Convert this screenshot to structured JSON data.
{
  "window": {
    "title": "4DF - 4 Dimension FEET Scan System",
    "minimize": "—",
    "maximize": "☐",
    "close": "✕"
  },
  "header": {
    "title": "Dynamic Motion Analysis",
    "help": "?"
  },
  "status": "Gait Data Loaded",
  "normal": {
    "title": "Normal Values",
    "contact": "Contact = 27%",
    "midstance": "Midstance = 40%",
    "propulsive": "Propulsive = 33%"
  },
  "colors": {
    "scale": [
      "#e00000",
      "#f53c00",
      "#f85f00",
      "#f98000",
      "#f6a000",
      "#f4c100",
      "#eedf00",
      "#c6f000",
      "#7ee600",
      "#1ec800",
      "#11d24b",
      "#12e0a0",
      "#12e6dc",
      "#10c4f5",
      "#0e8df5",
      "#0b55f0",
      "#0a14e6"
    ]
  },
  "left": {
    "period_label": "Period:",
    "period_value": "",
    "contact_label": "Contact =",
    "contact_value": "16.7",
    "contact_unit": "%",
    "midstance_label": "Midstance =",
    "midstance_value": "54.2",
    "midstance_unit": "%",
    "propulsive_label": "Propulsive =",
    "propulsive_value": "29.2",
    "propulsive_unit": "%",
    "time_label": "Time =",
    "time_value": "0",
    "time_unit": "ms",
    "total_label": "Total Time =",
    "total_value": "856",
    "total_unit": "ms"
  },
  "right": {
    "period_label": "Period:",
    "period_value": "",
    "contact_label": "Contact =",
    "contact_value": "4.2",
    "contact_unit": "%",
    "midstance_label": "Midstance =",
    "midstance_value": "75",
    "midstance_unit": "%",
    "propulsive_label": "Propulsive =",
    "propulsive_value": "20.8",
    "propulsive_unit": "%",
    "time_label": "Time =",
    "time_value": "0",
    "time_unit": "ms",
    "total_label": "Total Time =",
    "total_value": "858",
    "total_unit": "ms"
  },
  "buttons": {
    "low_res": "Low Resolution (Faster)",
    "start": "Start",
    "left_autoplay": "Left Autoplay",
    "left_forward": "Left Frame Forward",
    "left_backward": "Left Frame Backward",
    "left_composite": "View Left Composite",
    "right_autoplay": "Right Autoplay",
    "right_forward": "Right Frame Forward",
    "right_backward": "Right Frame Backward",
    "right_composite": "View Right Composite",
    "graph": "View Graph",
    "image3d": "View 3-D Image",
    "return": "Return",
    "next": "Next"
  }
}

● ● ● ● ● ● ●

### Short exercise
From the listing above, extract all records word for word.

### Complete response
Convert this screenshot to structured JSON data.
{
  "window": {
    "title": "4DF - 4 Dimension FEET Scan System",
    "minimize": "—",
    "maximize": "☐",
    "close": "✕"
  },
  "header": {
    "title": "Dynamic Motion Analysis",
    "help": "?"
  },
  "status": "Gait Data Loaded",
  "normal": {
    "title": "Normal Values",
    "contact": "Contact = 27%",
    "midstance": "Midstance = 40%",
    "propulsive": "Propulsive = 33%"
  },
  "colors": {
    "scale": [
      "#e00000",
      "#f53c00",
      "#f85f00",
      "#f98000",
      "#f6a000",
      "#f4c100",
      "#eedf00",
      "#c6f000",
      "#7ee600",
      "#1ec800",
      "#11d24b",
      "#12e0a0",
      "#12e6dc",
      "#10c4f5",
      "#0e8df5",
      "#0b55f0",
      "#0a14e6"
    ]
  },
  "left": {
    "period_label": "Period:",
    "period_value": "",
    "contact_label": "Contact =",
    "contact_value": "16.7",
    "contact_unit": "%",
    "midstance_label": "Midstance =",
    "midstance_value": "54.2",
    "midstance_unit": "%",
    "propulsive_label": "Propulsive =",
    "propulsive_value": "29.2",
    "propulsive_unit": "%",
    "time_label": "Time =",
    "time_value": "0",
    "time_unit": "ms",
    "total_label": "Total Time =",
    "total_value": "856",
    "total_unit": "ms"
  },
  "right": {
    "period_label": "Period:",
    "period_value": "",
    "contact_label": "Contact =",
    "contact_value": "4.2",
    "contact_unit": "%",
    "midstance_label": "Midstance =",
    "midstance_value": "75",
    "midstance_unit": "%",
    "propulsive_label": "Propulsive =",
    "propulsive_value": "20.8",
    "propulsive_unit": "%",
    "time_label": "Time =",
    "time_value": "0",
    "time_unit": "ms",
    "total_label": "Total Time =",
    "total_value": "858",
    "total_unit": "ms"
  },
  "buttons": {
    "low_res": "Low Resolution (Faster)",
    "start": "Start",
    "left_autoplay": "Left Autoplay",
    "left_forward": "Left Frame Forward",
    "left_backward": "Left Frame Backward",
    "left_composite": "View Left Composite",
    "right_autoplay": "Right Autoplay",
    "right_forward": "Right Frame Forward",
    "right_backward": "Right Frame Backward",
    "right_composite": "View Right Composite",
    "graph": "View Graph",
    "image3d": "View 3-D Image",
    "return": "Return",
    "next": "Next"
  }
}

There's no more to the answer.